§ YOUR INSTRUCTIONS
Pick out every line that holds the string "page" and copy it.

— begin MATERIAL SUPPLIED —

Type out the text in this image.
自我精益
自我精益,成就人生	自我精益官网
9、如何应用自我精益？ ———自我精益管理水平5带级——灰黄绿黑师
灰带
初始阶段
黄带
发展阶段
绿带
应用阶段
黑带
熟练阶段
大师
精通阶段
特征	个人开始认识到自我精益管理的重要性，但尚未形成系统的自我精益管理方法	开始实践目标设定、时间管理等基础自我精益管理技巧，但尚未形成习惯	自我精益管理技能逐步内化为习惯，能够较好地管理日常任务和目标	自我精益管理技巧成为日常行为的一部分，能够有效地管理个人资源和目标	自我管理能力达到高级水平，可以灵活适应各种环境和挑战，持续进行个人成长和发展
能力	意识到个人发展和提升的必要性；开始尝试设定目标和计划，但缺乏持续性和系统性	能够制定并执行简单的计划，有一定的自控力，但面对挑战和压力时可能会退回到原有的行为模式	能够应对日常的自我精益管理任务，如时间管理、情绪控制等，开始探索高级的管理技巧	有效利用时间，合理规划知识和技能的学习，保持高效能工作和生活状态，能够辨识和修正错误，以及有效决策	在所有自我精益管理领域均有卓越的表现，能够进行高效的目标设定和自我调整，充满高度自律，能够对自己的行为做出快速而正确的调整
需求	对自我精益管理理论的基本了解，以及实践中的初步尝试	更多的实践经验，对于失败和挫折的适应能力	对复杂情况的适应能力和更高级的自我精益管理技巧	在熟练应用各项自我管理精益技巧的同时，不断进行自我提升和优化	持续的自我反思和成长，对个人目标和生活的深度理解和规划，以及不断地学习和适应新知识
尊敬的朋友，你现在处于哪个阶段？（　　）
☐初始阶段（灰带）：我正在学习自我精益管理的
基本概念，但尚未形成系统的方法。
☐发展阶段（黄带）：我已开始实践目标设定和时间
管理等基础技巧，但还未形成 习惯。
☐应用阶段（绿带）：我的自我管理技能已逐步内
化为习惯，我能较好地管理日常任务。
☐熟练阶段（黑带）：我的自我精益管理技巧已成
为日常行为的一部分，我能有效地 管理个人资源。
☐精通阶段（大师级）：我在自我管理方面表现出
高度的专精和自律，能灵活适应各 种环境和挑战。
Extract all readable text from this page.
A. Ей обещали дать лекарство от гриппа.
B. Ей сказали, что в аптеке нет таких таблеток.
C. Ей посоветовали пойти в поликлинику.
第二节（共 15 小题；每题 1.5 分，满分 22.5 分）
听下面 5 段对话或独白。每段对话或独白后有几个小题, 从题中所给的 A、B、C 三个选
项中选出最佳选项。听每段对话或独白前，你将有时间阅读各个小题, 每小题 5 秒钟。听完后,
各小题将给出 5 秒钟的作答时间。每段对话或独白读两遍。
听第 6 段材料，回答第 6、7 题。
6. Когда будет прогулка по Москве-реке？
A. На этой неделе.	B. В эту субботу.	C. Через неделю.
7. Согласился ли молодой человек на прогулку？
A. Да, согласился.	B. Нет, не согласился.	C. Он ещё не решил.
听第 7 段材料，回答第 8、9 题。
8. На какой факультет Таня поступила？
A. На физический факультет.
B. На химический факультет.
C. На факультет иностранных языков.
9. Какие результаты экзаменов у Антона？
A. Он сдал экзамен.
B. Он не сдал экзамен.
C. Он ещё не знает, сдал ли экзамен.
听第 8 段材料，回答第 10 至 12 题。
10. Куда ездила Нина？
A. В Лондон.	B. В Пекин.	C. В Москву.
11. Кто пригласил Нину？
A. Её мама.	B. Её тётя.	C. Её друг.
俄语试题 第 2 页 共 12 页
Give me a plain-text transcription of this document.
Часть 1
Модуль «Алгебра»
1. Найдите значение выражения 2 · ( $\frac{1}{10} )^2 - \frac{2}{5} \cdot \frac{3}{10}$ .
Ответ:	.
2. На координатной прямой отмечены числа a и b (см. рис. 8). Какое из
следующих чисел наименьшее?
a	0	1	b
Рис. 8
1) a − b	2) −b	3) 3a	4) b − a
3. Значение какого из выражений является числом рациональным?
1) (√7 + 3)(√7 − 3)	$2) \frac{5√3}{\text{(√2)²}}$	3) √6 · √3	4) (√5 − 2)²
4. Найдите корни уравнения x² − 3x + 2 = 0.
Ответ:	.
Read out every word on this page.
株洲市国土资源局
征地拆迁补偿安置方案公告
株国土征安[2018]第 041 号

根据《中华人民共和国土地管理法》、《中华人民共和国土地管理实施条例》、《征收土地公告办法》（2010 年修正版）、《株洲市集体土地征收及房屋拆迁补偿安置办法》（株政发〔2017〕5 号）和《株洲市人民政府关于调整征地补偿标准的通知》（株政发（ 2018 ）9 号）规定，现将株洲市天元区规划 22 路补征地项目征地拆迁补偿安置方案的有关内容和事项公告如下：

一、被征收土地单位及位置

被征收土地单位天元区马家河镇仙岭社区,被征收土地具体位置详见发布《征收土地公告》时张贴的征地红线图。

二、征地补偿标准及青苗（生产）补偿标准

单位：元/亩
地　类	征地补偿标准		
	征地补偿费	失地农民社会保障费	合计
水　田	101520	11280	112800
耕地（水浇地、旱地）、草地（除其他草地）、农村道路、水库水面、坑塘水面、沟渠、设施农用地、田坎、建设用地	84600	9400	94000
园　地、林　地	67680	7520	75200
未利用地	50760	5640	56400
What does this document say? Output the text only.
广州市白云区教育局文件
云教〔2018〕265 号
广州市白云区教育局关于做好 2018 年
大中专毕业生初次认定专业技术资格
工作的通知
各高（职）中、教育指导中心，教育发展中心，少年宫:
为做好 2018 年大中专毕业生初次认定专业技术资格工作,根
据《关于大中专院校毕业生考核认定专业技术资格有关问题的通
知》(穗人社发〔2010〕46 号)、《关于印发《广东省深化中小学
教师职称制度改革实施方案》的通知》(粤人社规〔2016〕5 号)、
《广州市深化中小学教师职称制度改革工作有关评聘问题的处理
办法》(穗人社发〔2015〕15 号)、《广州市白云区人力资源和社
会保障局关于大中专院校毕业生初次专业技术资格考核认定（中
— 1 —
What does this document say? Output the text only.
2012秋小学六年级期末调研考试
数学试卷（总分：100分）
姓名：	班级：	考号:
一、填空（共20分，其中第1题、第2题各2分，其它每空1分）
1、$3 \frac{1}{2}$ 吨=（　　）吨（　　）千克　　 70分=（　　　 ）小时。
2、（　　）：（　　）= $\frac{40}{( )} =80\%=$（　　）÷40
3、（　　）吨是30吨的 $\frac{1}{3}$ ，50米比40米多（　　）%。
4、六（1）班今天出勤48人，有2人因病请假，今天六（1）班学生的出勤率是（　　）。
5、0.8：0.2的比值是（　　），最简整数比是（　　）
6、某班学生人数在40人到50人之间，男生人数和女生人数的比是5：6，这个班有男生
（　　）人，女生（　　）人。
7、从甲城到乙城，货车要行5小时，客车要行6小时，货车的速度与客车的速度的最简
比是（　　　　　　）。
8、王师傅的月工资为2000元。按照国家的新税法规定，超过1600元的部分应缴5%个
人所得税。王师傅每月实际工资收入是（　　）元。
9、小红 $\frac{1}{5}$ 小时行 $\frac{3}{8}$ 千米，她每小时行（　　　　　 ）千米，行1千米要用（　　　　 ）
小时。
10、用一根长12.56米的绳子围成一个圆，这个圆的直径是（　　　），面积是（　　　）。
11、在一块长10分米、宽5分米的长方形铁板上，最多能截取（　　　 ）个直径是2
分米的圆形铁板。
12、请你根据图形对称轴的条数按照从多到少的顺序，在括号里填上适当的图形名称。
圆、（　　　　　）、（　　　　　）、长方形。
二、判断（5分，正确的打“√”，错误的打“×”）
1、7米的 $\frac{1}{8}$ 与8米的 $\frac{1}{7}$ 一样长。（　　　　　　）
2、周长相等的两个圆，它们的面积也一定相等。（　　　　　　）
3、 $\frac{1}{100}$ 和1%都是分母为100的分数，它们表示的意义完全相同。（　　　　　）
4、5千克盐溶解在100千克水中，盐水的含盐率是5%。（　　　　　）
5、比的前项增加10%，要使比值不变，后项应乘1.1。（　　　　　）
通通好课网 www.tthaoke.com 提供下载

— end MATERIAL SUPPLIED —

§ SOLUTION TO THE PROBLEM
Extract all readable text from this page.
Read out every word on this page.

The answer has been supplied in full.